### Goal of the exercise
Extract each line from the entries below that has the string "ценах" in it.

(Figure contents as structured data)
>> START

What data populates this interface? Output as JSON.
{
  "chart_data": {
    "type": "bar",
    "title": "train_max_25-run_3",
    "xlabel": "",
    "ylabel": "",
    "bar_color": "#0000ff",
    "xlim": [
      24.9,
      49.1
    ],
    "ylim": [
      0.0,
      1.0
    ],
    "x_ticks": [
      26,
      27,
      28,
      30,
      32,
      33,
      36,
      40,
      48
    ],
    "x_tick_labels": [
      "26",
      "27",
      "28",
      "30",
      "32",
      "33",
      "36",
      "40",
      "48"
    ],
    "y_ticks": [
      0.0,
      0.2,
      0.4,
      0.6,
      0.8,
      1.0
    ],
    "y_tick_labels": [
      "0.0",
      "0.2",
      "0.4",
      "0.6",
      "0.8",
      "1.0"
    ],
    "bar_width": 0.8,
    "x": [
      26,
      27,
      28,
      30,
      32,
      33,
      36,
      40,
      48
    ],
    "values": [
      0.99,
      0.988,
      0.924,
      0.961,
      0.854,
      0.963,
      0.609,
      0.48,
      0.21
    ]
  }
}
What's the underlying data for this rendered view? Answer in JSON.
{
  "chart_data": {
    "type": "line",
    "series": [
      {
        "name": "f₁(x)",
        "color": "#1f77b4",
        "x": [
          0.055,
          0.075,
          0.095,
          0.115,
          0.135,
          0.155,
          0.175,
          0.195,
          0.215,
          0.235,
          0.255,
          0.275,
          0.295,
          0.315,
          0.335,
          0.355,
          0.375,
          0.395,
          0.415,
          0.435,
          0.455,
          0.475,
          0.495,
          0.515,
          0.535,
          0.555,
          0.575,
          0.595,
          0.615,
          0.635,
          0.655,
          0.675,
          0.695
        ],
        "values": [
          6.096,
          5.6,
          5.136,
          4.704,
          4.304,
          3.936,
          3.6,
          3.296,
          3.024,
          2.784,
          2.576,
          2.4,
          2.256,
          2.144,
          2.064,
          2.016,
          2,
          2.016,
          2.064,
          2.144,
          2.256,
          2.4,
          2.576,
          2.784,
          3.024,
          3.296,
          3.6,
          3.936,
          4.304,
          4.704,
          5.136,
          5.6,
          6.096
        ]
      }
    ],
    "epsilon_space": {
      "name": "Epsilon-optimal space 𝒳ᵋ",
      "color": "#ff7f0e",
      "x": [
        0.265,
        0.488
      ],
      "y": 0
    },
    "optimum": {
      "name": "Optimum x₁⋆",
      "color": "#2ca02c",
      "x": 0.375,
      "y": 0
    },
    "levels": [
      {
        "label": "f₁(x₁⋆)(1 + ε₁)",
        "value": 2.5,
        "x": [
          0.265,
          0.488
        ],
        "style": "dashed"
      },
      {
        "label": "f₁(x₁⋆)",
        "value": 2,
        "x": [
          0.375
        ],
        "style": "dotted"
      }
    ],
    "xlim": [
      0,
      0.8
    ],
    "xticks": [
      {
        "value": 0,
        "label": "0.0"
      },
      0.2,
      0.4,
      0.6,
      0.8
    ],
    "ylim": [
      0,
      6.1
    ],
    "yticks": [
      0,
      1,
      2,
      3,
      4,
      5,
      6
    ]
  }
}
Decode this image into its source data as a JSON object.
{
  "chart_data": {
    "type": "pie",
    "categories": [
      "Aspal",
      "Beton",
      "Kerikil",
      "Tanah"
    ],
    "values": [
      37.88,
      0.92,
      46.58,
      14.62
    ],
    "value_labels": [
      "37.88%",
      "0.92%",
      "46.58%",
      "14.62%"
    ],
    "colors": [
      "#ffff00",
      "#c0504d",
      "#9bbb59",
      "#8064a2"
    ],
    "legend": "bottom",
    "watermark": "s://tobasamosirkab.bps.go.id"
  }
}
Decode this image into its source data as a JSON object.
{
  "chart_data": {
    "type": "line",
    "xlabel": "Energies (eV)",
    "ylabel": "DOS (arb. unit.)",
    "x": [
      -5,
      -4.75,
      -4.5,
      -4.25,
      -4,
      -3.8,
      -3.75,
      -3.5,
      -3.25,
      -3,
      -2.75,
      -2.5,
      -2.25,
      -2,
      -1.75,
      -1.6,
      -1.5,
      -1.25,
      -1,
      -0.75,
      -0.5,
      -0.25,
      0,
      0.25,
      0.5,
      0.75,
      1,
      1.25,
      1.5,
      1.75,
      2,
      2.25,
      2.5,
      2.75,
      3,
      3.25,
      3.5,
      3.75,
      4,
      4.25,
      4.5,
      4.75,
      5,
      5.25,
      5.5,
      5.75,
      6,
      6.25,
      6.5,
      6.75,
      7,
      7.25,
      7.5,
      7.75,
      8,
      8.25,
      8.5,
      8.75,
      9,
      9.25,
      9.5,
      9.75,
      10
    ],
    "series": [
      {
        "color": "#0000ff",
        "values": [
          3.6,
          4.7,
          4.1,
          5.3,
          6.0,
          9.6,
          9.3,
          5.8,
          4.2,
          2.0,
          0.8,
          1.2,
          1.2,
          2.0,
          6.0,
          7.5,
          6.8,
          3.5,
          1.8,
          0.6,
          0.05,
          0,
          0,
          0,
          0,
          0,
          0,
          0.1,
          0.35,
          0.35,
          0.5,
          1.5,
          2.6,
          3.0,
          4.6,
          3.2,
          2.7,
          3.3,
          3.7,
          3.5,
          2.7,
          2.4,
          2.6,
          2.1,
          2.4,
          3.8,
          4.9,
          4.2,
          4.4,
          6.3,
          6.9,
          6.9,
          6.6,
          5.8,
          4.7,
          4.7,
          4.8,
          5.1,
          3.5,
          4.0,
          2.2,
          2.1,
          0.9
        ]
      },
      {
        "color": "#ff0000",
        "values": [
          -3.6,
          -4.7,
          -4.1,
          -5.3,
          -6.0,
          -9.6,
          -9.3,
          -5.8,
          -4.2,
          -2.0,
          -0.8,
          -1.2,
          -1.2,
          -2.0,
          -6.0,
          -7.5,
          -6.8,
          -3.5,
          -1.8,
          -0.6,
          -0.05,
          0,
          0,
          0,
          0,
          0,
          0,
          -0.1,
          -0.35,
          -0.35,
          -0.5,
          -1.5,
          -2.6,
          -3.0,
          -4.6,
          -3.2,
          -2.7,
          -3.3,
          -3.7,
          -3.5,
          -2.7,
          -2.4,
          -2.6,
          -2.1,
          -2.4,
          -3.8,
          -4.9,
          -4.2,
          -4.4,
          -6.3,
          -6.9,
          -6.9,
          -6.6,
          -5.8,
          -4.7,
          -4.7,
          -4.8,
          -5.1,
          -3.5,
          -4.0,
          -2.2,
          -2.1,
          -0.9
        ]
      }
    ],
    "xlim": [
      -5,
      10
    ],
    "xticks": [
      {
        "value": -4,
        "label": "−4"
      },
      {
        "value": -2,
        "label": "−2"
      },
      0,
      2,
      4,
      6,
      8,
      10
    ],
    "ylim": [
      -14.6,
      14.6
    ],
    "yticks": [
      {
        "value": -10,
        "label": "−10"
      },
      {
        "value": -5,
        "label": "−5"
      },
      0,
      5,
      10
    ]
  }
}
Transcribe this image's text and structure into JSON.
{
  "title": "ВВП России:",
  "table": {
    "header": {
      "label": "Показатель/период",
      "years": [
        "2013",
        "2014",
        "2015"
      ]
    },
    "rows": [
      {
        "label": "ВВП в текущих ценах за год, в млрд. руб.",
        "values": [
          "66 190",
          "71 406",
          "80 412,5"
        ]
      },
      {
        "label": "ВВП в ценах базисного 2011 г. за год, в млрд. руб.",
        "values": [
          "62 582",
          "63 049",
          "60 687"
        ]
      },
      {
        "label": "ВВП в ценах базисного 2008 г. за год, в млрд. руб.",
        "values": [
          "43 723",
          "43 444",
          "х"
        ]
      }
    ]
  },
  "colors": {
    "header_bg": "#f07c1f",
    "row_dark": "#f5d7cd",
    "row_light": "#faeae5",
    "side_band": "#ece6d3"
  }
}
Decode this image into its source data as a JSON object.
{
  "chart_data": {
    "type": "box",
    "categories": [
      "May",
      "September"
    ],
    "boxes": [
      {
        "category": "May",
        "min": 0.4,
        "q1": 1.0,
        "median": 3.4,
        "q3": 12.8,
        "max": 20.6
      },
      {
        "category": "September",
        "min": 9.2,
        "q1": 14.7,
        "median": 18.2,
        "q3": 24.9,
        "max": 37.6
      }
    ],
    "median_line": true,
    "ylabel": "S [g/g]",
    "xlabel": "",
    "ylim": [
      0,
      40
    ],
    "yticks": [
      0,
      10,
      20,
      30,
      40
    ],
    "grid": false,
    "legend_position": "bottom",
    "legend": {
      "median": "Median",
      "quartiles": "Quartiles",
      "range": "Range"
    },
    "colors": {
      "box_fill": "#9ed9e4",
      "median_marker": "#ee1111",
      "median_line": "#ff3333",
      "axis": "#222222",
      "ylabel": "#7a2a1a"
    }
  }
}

>> END

### Written response
        "label": "ВВП в текущих ценах за год, в млрд. руб.",
        "label": "ВВП в ценах базисного 2011 г. за год, в млрд. руб.",
        "label": "ВВП в ценах базисного 2008 г. за год, в млрд. руб.",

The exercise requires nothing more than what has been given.